→ Records for this exercise:
^^^^

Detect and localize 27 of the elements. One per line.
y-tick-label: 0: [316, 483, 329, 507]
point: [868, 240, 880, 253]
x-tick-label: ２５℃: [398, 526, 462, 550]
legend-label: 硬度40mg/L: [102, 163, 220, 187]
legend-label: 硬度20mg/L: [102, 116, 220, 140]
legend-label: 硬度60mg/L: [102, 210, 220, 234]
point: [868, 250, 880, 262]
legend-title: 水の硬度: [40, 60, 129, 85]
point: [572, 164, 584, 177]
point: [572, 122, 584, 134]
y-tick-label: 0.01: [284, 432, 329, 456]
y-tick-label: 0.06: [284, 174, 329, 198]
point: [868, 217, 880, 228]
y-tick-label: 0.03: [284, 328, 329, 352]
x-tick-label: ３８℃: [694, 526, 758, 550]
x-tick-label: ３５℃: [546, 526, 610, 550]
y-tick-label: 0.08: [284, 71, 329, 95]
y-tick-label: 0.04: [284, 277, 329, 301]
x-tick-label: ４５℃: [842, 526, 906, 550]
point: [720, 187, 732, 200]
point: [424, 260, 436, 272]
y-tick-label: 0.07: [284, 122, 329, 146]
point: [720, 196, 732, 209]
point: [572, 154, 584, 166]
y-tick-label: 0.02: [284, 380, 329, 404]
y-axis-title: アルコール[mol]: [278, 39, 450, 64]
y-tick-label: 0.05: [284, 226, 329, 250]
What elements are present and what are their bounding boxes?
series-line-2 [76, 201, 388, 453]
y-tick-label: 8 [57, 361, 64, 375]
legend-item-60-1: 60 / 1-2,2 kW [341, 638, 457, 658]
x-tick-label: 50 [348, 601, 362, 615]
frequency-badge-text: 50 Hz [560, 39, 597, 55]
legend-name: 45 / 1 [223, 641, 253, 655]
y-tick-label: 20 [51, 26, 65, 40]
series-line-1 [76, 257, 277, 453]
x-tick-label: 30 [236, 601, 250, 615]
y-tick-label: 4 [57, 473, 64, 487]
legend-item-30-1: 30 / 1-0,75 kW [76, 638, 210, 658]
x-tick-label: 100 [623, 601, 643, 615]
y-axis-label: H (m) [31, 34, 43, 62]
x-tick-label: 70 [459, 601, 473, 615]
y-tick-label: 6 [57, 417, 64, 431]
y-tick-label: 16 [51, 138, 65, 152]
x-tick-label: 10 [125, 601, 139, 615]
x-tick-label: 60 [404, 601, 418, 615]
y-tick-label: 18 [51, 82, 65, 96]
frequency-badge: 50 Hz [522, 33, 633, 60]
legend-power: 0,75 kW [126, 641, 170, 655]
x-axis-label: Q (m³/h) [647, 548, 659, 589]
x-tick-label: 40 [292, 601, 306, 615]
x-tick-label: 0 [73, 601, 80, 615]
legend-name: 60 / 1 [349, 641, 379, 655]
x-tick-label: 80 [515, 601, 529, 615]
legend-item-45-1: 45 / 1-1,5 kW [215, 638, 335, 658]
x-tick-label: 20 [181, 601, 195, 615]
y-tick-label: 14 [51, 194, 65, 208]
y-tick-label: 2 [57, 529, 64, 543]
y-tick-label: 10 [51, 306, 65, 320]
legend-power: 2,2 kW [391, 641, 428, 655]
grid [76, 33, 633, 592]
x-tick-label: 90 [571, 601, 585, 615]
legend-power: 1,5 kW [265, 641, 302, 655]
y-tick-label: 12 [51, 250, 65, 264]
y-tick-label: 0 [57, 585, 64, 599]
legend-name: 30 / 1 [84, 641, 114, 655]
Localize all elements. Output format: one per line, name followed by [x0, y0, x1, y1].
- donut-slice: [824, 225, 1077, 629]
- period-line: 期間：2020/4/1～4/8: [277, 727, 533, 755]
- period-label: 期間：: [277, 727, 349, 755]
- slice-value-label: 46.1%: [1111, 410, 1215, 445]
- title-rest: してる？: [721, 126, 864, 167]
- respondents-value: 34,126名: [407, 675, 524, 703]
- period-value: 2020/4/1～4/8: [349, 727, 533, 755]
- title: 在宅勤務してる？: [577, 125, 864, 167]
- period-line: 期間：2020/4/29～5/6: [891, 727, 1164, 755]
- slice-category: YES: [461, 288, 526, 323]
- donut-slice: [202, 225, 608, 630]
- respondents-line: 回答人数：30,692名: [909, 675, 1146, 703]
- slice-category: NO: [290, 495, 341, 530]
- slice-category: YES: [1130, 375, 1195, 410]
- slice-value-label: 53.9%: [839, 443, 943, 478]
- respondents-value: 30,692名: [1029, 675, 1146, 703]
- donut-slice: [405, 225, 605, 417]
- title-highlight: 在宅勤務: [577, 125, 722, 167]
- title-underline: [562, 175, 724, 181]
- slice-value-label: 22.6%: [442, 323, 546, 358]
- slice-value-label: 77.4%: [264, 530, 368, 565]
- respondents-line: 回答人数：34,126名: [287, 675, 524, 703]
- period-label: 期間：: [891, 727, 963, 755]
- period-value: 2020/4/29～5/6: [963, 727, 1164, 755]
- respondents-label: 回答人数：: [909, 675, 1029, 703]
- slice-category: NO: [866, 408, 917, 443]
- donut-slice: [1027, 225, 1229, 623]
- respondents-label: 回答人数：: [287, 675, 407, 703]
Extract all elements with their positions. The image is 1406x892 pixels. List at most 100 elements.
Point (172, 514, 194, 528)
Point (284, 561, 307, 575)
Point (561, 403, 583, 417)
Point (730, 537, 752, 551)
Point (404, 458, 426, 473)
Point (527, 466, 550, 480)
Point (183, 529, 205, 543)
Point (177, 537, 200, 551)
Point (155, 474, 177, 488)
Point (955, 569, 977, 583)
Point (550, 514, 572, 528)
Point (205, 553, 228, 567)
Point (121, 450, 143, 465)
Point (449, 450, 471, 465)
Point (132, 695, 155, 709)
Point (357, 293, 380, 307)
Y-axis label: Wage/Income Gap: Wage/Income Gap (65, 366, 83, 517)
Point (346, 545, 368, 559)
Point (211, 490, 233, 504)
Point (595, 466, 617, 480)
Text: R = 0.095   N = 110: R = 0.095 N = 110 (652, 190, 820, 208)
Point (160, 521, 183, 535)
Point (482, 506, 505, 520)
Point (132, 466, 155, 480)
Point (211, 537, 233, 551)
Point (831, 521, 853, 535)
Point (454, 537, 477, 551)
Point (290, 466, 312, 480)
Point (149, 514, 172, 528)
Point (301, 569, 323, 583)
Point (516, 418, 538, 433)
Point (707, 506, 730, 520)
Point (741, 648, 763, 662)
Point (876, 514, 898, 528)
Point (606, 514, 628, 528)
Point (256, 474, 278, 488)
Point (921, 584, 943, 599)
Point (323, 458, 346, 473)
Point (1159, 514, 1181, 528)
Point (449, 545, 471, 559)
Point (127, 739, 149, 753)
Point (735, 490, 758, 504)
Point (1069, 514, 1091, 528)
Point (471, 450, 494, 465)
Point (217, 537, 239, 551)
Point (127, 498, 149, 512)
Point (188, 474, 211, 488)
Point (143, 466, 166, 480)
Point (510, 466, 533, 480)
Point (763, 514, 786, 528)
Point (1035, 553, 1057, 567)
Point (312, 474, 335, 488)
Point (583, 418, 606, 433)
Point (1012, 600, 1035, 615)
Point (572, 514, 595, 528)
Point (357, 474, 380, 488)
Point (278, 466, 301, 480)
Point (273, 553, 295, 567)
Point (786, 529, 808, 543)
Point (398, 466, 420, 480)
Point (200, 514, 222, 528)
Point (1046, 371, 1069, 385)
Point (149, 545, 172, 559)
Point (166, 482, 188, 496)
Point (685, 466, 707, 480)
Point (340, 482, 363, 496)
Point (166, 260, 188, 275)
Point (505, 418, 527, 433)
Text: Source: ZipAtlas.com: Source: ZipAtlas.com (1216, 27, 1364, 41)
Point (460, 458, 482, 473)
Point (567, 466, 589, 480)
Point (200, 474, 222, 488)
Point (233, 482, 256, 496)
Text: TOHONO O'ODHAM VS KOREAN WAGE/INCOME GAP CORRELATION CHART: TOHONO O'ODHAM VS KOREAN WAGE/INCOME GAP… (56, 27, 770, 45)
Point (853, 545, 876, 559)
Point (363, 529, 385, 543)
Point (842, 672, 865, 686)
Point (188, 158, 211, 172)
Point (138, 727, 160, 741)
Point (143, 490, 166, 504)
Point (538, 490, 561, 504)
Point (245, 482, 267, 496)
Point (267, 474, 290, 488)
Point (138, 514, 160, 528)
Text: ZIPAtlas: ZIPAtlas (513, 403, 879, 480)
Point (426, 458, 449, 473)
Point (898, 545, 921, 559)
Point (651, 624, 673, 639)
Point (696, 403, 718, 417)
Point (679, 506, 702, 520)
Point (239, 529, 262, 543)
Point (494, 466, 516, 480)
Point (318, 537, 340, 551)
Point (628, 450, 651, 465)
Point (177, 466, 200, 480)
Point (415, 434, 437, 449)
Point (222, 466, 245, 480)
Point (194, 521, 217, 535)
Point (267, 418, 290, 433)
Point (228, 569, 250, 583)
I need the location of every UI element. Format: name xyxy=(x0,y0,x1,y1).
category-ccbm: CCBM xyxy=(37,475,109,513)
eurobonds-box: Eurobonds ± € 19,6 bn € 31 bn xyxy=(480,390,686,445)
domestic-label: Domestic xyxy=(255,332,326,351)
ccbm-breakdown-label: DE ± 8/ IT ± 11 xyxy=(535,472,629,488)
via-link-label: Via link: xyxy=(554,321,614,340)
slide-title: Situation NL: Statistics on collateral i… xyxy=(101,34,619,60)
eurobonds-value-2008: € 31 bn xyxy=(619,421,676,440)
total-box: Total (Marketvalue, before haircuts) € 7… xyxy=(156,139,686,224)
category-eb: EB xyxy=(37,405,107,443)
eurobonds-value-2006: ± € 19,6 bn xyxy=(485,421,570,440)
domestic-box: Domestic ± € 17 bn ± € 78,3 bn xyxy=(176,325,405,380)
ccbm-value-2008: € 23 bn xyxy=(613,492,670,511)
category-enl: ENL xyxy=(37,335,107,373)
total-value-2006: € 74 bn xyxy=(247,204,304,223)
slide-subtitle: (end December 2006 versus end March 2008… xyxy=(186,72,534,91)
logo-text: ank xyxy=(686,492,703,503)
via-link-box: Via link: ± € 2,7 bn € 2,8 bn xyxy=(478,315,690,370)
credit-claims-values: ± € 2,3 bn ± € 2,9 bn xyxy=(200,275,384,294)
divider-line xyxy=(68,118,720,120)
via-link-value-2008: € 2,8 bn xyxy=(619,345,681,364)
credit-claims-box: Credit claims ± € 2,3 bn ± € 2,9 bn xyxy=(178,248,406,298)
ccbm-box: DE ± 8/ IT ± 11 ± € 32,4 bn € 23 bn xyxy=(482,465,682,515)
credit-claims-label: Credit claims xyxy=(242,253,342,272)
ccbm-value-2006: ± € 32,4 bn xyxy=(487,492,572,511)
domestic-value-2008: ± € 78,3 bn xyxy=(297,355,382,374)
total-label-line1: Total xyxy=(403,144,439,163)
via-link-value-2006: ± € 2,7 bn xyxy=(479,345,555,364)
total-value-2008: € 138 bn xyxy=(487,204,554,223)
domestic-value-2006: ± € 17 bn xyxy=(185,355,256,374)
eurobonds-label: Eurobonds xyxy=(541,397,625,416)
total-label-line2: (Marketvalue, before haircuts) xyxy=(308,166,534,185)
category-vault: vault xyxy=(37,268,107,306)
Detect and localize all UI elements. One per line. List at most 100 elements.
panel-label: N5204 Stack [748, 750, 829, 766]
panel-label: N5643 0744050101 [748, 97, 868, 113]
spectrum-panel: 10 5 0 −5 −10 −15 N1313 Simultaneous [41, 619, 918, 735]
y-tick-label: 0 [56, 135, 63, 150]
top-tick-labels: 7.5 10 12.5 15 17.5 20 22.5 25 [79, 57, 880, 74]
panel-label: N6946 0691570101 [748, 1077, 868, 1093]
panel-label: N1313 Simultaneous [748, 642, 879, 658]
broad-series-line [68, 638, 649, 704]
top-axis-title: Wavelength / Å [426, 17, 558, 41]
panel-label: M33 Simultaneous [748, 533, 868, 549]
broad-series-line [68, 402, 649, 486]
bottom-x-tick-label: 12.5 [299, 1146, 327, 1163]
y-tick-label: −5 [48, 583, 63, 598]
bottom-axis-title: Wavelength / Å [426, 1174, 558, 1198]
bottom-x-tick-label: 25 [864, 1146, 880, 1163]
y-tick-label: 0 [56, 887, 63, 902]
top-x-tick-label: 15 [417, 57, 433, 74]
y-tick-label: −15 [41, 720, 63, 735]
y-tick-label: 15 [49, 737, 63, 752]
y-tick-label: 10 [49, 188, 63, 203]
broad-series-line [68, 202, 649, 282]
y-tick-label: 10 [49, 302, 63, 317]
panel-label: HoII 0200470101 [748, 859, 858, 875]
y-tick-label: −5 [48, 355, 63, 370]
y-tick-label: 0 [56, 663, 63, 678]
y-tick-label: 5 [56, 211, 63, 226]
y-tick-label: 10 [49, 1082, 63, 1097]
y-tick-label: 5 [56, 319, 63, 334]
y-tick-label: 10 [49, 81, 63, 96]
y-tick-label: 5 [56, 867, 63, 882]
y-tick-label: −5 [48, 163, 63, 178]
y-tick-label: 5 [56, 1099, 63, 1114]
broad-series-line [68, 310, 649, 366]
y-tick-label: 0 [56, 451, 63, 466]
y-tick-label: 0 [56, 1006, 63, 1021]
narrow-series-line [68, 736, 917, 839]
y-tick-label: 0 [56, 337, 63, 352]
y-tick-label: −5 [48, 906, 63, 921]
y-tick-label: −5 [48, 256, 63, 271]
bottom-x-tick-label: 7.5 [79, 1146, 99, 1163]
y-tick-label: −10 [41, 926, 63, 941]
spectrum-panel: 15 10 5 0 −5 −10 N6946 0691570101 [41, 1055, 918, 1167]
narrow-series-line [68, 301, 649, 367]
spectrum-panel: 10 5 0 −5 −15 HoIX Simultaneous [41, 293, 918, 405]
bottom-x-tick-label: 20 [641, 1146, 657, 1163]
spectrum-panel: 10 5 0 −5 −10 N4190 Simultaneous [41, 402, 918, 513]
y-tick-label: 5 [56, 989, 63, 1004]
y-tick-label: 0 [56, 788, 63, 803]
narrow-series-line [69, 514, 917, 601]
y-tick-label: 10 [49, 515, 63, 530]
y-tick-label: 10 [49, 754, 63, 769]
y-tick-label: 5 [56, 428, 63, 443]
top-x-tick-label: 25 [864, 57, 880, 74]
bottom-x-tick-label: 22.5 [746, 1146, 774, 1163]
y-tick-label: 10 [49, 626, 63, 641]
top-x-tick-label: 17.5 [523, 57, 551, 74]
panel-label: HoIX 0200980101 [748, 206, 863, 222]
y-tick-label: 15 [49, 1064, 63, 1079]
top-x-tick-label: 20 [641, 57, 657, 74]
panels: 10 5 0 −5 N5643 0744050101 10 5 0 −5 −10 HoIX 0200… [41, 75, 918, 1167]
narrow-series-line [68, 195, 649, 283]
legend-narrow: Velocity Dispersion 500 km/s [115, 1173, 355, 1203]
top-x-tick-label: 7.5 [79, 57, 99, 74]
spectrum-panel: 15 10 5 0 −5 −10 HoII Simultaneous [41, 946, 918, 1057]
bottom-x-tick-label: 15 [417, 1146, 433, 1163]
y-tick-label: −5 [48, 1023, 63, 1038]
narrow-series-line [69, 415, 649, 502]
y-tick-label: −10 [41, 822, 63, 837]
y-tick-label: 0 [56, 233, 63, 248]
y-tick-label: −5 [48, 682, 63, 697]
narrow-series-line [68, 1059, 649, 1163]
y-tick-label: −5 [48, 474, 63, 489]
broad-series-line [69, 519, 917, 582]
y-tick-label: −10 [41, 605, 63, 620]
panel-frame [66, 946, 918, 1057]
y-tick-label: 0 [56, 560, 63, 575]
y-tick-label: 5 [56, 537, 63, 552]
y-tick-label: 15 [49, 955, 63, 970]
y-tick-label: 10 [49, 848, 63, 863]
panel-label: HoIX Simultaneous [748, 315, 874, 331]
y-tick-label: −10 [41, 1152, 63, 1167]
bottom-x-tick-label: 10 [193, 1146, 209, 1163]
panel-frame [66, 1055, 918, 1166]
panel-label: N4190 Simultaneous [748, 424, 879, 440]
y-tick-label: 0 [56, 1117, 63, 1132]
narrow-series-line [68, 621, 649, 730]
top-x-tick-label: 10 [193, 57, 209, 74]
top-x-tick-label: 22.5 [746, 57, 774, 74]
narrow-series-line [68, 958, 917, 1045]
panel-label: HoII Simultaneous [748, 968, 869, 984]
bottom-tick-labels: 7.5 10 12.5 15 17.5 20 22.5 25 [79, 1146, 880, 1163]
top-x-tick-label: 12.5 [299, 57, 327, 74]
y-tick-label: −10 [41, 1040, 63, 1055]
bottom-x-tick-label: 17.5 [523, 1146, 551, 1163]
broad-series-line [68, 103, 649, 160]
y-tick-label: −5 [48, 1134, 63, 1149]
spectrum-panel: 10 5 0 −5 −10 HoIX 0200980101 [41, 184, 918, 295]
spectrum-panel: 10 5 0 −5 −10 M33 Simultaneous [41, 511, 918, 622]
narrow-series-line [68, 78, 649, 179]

^^^^

→ Goal:
Rewrite as a numbered list everything in the data above, from its first line down to and including the line containing "point: [572, 122, 584, 134]", leaving out any blank lines.

→ Task answer:
1. Detect and localize 27 of the elements. One per line.
2. y-tick-label: 0: [316, 483, 329, 507]
3. point: [868, 240, 880, 253]
4. x-tick-label: ２５℃: [398, 526, 462, 550]
5. legend-label: 硬度40mg/L: [102, 163, 220, 187]
6. legend-label: 硬度20mg/L: [102, 116, 220, 140]
7. legend-label: 硬度60mg/L: [102, 210, 220, 234]
8. point: [868, 250, 880, 262]
9. legend-title: 水の硬度: [40, 60, 129, 85]
10. point: [572, 164, 584, 177]
11. point: [572, 122, 584, 134]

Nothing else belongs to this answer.